(Collected data entries)
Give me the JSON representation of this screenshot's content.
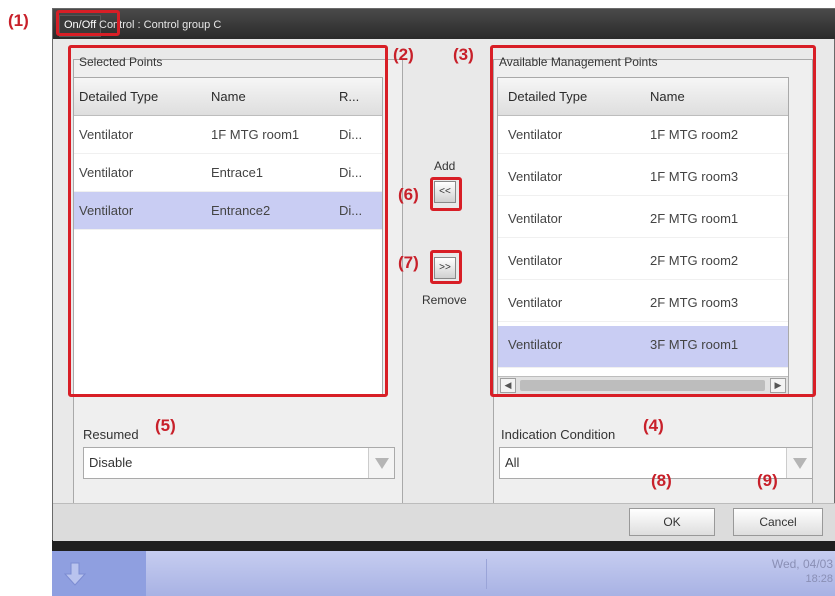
{
  "dialog": {
    "title_tab": "On/Off",
    "title_rest": "Control : Control group C"
  },
  "selected_points": {
    "label": "Selected Points",
    "columns": [
      "Detailed Type",
      "Name",
      "R..."
    ],
    "rows": [
      {
        "type": "Ventilator",
        "name": "1F MTG room1",
        "r": "Di...",
        "selected": false
      },
      {
        "type": "Ventilator",
        "name": "Entrace1",
        "r": "Di...",
        "selected": false
      },
      {
        "type": "Ventilator",
        "name": "Entrance2",
        "r": "Di...",
        "selected": true
      }
    ]
  },
  "available_points": {
    "label": "Available Management Points",
    "columns": [
      "Detailed Type",
      "Name"
    ],
    "rows": [
      {
        "type": "Ventilator",
        "name": "1F MTG room2",
        "selected": false
      },
      {
        "type": "Ventilator",
        "name": "1F MTG room3",
        "selected": false
      },
      {
        "type": "Ventilator",
        "name": "2F MTG room1",
        "selected": false
      },
      {
        "type": "Ventilator",
        "name": "2F MTG room2",
        "selected": false
      },
      {
        "type": "Ventilator",
        "name": "2F MTG room3",
        "selected": false
      },
      {
        "type": "Ventilator",
        "name": "3F MTG room1",
        "selected": true
      }
    ]
  },
  "move": {
    "add_label": "Add",
    "add_button": "<<",
    "remove_button": ">>",
    "remove_label": "Remove"
  },
  "resumed": {
    "label": "Resumed",
    "value": "Disable"
  },
  "indication": {
    "label": "Indication Condition",
    "value": "All"
  },
  "footer": {
    "ok": "OK",
    "cancel": "Cancel"
  },
  "taskbar": {
    "date": "Wed, 04/03",
    "time": "18:28"
  },
  "callouts": {
    "c1": "(1)",
    "c2": "(2)",
    "c3": "(3)",
    "c4": "(4)",
    "c5": "(5)",
    "c6": "(6)",
    "c7": "(7)",
    "c8": "(8)",
    "c9": "(9)"
  },
  "colors": {
    "callout_red": "#c8202a",
    "selection": "#c9cdf3",
    "title_bar": "#2a2a2a",
    "taskbar": "#a8b2e4"
  },
  "icons": {
    "dropdown": "triangle-down-icon",
    "scroll_left": "triangle-left-icon",
    "scroll_right": "triangle-right-icon",
    "home": "arrow-down-icon"
  }
}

**INSTRUCTIONS TO FOLLOW:** All of the data above should be quoted exactly, except for the pictures.

**ANSWER FOR THE TASK:**
Give me the JSON representation of this screenshot's content.
{
  "dialog": {
    "title_tab": "On/Off",
    "title_rest": "Control : Control group C"
  },
  "selected_points": {
    "label": "Selected Points",
    "columns": [
      "Detailed Type",
      "Name",
      "R..."
    ],
    "rows": [
      {
        "type": "Ventilator",
        "name": "1F MTG room1",
        "r": "Di...",
        "selected": false
      },
      {
        "type": "Ventilator",
        "name": "Entrace1",
        "r": "Di...",
        "selected": false
      },
      {
        "type": "Ventilator",
        "name": "Entrance2",
        "r": "Di...",
        "selected": true
      }
    ]
  },
  "available_points": {
    "label": "Available Management Points",
    "columns": [
      "Detailed Type",
      "Name"
    ],
    "rows": [
      {
        "type": "Ventilator",
        "name": "1F MTG room2",
        "selected": false
      },
      {
        "type": "Ventilator",
        "name": "1F MTG room3",
        "selected": false
      },
      {
        "type": "Ventilator",
        "name": "2F MTG room1",
        "selected": false
      },
      {
        "type": "Ventilator",
        "name": "2F MTG room2",
        "selected": false
      },
      {
        "type": "Ventilator",
        "name": "2F MTG room3",
        "selected": false
      },
      {
        "type": "Ventilator",
        "name": "3F MTG room1",
        "selected": true
      }
    ]
  },
  "move": {
    "add_label": "Add",
    "add_button": "<<",
    "remove_button": ">>",
    "remove_label": "Remove"
  },
  "resumed": {
    "label": "Resumed",
    "value": "Disable"
  },
  "indication": {
    "label": "Indication Condition",
    "value": "All"
  },
  "footer": {
    "ok": "OK",
    "cancel": "Cancel"
  },
  "taskbar": {
    "date": "Wed, 04/03",
    "time": "18:28"
  },
  "callouts": {
    "c1": "(1)",
    "c2": "(2)",
    "c3": "(3)",
    "c4": "(4)",
    "c5": "(5)",
    "c6": "(6)",
    "c7": "(7)",
    "c8": "(8)",
    "c9": "(9)"
  },
  "colors": {
    "callout_red": "#c8202a",
    "selection": "#c9cdf3",
    "title_bar": "#2a2a2a",
    "taskbar": "#a8b2e4"
  },
  "icons": {
    "dropdown": "triangle-down-icon",
    "scroll_left": "triangle-left-icon",
    "scroll_right": "triangle-right-icon",
    "home": "arrow-down-icon"
  }
}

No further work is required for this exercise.